- _Work request 1_: List every person named in the column on carbon credits, including its byline.
- _Work request 2_: Reproduce the stretch of the column on carbon credits from "By Michael Kinsley" through "that's your privilege.", word for word.

- _Excerpt provided_:

============

Thursday, Jun. 21, 2007

Credit for Bad Behavior

By Michael Kinsley

There is a new service from Expedia, Travelocity and other travel websites: environmental expiation. If you wish, when you buy a plane ticket, they will figure out how much carbon your trip will be adding to the atmosphere and charge you for it. (For Boston to Los Angeles, about 3,000 miles, it comes to around $9.) The money goes to nonprofit groups that either plant trees to absorb the carbon or produce an equal amount of energy in an eco-friendly way (using windmills and such). You are still increasing the carbon in the air, but someone else, thanks to you, is reducing it by an equal amount. The net effect: no additional carbon in the atmosphere. Of course, this is all strictly voluntary. If you want to be a pig, destroy the earth for future generations and face your kids, who've learned all about global warming in second grade, that's your privilege.

Similar deals are available for other eco-embarrassments. Some commentators (like TIME's Charles Krauthammer) have uncharitably compared carbon credits to the indulgences sold by the medieval Catholic Church. But indulgences are apparently misunderstood. The Catholic Encyclopedia, in an eye-rolling, "Here we go again" tone, scolds that an indulgence "is not a permission to commit sin, nor a pardon of future sin." No doubt environmentalists would insist the same about carbon credits: they are not a gift certificate or get-out-of-jail-free card for would-be polluters. But they sure do play one on TV.

And so what? Maybe if the idea weren't so closely associated with hippies like Al Gore, conservatives might see carbon credits for what they also are: a brilliant next step in the development of capitalism. What offends conservatives about carbon credits is not some green absurdity but the very core of our economic system: the free exchange of goods and services, a.k.a. the deal. If a deal is voluntary, then by definition it leaves both parties to it better off. Otherwise they wouldn't do it. Put all these deals together and--with a few exceptions--you have free-market capitalism and prosperity. The genius of carbon credits is that it opens up a whole new inventory of things that people can buy and sell. And there is no reason that the principle should be limited to environmentalism.

============

- _Excerpted records_:
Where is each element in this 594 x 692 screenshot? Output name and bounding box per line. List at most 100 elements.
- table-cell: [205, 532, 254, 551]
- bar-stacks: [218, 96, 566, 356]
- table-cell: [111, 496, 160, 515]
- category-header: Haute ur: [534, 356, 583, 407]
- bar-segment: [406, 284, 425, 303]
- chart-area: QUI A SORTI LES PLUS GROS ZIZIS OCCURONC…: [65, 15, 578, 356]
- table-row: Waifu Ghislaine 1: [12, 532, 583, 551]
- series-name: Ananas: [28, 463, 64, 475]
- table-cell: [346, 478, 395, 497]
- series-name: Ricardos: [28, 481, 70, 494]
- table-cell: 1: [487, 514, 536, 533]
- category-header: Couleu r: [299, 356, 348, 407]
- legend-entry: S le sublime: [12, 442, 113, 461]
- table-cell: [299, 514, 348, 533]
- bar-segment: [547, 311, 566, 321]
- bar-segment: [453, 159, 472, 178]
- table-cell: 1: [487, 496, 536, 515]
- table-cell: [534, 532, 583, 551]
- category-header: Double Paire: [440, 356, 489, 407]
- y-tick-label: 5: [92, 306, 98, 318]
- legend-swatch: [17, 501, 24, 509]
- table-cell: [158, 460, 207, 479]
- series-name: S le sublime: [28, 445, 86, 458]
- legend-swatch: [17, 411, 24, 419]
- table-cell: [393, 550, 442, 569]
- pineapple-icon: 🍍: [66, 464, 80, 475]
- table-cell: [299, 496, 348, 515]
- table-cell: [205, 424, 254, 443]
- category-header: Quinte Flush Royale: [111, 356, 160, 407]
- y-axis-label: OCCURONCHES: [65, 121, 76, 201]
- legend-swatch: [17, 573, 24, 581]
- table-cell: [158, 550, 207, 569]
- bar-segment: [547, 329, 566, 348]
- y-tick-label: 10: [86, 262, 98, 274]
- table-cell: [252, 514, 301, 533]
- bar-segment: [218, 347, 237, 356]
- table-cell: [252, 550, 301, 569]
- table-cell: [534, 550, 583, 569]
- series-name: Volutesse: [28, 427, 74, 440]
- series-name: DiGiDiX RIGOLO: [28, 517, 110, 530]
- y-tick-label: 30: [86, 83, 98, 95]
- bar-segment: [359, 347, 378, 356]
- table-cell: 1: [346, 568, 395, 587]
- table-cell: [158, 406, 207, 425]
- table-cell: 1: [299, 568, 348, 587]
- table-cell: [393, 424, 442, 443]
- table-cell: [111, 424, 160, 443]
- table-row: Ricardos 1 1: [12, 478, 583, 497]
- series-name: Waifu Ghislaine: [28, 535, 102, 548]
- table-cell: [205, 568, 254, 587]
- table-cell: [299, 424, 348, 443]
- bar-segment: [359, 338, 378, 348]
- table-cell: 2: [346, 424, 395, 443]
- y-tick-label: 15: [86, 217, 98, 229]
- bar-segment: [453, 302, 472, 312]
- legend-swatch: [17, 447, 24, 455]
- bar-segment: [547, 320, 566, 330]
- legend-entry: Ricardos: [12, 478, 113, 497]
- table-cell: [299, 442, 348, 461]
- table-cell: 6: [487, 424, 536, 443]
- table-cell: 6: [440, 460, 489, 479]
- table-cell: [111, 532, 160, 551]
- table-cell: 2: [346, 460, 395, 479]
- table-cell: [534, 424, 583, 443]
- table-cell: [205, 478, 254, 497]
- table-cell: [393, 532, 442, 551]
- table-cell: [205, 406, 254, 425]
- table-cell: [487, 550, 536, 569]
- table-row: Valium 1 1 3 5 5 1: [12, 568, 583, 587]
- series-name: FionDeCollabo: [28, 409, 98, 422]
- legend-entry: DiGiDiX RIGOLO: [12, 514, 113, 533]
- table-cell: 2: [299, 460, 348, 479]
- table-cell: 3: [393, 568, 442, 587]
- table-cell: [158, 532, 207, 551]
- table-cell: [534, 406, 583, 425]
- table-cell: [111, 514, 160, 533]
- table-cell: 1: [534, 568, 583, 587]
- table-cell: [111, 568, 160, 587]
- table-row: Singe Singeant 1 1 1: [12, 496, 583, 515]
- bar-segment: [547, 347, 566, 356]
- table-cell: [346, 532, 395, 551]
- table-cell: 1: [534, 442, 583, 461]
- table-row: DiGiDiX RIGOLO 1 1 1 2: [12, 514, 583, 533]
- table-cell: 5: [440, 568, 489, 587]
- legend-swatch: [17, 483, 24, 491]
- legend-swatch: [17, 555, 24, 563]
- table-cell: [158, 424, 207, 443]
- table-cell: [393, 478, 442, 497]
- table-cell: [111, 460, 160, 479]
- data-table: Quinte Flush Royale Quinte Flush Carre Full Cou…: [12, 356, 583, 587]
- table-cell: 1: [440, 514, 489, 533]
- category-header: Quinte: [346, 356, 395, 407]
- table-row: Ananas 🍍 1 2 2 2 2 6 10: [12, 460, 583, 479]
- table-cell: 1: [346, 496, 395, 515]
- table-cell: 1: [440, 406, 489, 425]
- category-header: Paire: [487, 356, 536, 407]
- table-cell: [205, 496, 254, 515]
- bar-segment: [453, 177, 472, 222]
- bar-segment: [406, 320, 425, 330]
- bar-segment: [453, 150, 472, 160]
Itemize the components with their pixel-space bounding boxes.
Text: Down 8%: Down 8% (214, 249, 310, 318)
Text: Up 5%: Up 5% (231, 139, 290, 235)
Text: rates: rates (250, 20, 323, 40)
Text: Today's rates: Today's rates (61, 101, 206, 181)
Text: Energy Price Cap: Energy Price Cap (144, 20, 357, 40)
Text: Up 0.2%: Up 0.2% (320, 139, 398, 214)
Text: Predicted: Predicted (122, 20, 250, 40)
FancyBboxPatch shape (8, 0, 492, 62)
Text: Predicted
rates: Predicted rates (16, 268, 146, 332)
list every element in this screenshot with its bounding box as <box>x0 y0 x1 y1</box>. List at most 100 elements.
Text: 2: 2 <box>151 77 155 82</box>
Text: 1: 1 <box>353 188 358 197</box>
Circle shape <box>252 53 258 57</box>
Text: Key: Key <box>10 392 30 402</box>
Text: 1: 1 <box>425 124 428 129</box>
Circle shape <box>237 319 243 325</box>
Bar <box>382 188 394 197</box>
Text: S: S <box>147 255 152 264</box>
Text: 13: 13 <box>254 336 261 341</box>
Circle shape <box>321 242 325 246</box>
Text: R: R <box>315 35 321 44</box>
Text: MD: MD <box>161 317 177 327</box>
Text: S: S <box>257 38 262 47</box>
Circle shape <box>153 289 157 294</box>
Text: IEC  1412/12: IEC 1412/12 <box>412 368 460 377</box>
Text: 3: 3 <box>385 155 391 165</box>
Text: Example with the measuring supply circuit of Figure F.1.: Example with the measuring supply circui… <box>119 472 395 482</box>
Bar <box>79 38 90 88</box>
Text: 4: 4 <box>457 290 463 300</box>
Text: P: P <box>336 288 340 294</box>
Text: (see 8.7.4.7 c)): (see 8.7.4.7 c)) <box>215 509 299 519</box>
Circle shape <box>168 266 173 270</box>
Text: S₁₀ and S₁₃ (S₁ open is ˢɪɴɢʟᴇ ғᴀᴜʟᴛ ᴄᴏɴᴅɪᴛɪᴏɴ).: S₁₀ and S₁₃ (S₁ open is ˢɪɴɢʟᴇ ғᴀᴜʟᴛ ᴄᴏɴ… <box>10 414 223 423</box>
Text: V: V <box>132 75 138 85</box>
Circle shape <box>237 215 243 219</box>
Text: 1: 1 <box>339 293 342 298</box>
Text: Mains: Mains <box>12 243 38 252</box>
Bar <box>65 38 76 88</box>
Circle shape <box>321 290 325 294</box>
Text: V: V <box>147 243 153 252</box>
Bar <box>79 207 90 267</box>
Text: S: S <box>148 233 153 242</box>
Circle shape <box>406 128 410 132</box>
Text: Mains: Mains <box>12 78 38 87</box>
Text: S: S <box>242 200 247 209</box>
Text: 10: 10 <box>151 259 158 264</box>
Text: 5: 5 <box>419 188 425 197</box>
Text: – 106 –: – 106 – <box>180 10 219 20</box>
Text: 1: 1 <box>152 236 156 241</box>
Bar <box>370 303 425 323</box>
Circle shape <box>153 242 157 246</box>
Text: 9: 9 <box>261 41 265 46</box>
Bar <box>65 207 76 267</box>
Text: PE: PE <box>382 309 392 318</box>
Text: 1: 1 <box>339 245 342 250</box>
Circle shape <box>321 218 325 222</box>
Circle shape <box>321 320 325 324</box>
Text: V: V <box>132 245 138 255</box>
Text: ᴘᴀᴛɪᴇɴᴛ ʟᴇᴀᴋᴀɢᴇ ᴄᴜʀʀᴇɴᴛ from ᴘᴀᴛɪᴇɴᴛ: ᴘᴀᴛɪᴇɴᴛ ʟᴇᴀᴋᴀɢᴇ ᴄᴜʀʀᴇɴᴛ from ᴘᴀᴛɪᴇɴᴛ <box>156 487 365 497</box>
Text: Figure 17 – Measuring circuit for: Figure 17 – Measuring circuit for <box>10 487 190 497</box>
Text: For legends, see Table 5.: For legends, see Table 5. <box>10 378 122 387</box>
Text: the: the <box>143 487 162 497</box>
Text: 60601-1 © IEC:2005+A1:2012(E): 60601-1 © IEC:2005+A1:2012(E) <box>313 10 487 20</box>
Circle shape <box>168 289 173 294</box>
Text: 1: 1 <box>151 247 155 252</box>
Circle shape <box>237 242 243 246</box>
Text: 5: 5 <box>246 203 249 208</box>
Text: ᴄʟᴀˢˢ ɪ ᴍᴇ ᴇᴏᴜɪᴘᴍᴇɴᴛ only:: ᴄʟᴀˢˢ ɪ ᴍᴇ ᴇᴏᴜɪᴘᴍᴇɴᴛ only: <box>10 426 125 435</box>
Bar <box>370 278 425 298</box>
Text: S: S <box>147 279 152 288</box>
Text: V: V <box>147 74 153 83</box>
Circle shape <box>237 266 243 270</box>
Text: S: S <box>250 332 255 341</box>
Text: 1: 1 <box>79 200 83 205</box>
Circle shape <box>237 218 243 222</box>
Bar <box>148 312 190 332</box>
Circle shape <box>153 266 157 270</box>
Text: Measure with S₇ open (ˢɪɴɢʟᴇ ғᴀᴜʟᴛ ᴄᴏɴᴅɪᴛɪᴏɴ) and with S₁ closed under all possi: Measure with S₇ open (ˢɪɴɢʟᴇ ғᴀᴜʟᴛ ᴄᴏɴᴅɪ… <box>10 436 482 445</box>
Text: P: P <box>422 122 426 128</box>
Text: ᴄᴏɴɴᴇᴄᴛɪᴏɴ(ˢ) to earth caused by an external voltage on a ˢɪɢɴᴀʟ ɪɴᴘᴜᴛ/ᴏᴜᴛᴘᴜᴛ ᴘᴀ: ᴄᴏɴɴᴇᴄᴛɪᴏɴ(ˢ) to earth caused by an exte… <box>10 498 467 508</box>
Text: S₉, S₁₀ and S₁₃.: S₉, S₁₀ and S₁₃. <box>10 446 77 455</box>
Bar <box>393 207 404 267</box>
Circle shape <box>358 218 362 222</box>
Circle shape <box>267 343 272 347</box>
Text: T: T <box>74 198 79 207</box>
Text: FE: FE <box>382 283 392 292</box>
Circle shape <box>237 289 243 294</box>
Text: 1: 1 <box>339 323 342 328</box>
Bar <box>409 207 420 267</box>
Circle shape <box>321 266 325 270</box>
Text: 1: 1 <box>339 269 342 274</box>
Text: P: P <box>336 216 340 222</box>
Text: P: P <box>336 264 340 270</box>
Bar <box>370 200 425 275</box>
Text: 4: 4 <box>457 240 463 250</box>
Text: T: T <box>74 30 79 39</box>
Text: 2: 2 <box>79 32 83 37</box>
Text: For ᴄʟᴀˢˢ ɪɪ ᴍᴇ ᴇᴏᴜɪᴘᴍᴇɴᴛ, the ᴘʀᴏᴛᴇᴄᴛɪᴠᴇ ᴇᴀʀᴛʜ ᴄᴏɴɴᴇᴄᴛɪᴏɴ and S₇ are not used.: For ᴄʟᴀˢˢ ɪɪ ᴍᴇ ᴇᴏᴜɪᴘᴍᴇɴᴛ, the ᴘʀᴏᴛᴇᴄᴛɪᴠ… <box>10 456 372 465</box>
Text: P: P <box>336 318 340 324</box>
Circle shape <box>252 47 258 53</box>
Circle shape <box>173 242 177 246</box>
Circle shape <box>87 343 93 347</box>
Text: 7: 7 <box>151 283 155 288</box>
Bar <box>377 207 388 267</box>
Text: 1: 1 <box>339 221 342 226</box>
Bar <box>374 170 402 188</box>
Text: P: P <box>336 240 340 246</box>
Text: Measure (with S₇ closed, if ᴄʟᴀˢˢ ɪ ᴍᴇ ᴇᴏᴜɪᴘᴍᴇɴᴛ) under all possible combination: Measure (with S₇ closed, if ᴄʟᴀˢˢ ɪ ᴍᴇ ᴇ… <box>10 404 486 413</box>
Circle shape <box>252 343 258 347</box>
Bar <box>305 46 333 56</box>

============

- _Your response 1_: Michael Kinsley, Charles Krauthammer, Al Gore

- _Your response 2_:
By Michael Kinsley

There is a new service from Expedia, Travelocity and other travel websites: environmental expiation. If you wish, when you buy a plane ticket, they will figure out how much carbon your trip will be adding to the atmosphere and charge you for it. (For Boston to Los Angeles, about 3,000 miles, it comes to around $9.) The money goes to nonprofit groups that either plant trees to absorb the carbon or produce an equal amount of energy in an eco-friendly way (using windmills and such). You are still increasing the carbon in the air, but someone else, thanks to you, is reducing it by an equal amount. The net effect: no additional carbon in the atmosphere. Of course, this is all strictly voluntary. If you want to be a pig, destroy the earth for future generations and face your kids, who've learned all about global warming in second grade, that's your privilege.